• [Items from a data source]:
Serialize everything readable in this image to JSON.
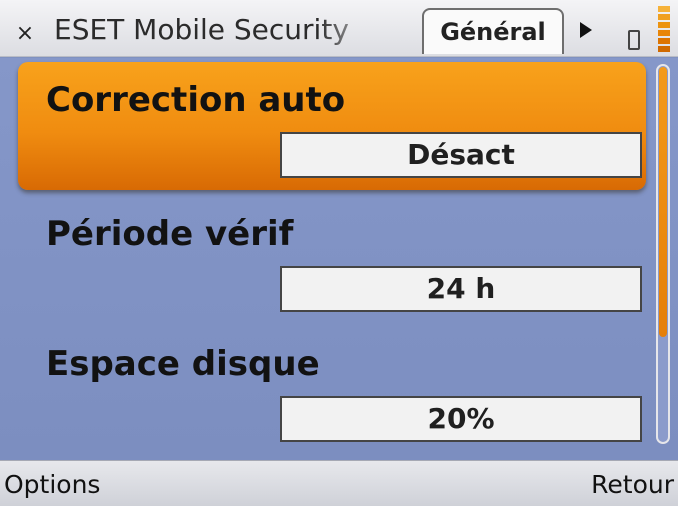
{
  "titlebar": {
    "close_icon": "×",
    "title": "ESET Mobile Security",
    "active_tab": "Général"
  },
  "settings": [
    {
      "label": "Correction auto",
      "value": "Désact",
      "selected": true
    },
    {
      "label": "Période vérif",
      "value": "24 h",
      "selected": false
    },
    {
      "label": "Espace disque",
      "value": "20%",
      "selected": false
    }
  ],
  "softkeys": {
    "left": "Options",
    "right": "Retour"
  },
  "colors": {
    "accent": "#f08c10",
    "background": "#7f91c0"
  }
}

• [Problem requirements]:
Repeat the material exactly as it reads, without any of its pictures.

• [Solution to this exercise]:
Serialize everything readable in this image to JSON.
{
  "titlebar": {
    "close_icon": "×",
    "title": "ESET Mobile Security",
    "active_tab": "Général"
  },
  "settings": [
    {
      "label": "Correction auto",
      "value": "Désact",
      "selected": true
    },
    {
      "label": "Période vérif",
      "value": "24 h",
      "selected": false
    },
    {
      "label": "Espace disque",
      "value": "20%",
      "selected": false
    }
  ],
  "softkeys": {
    "left": "Options",
    "right": "Retour"
  },
  "colors": {
    "accent": "#f08c10",
    "background": "#7f91c0"
  }
}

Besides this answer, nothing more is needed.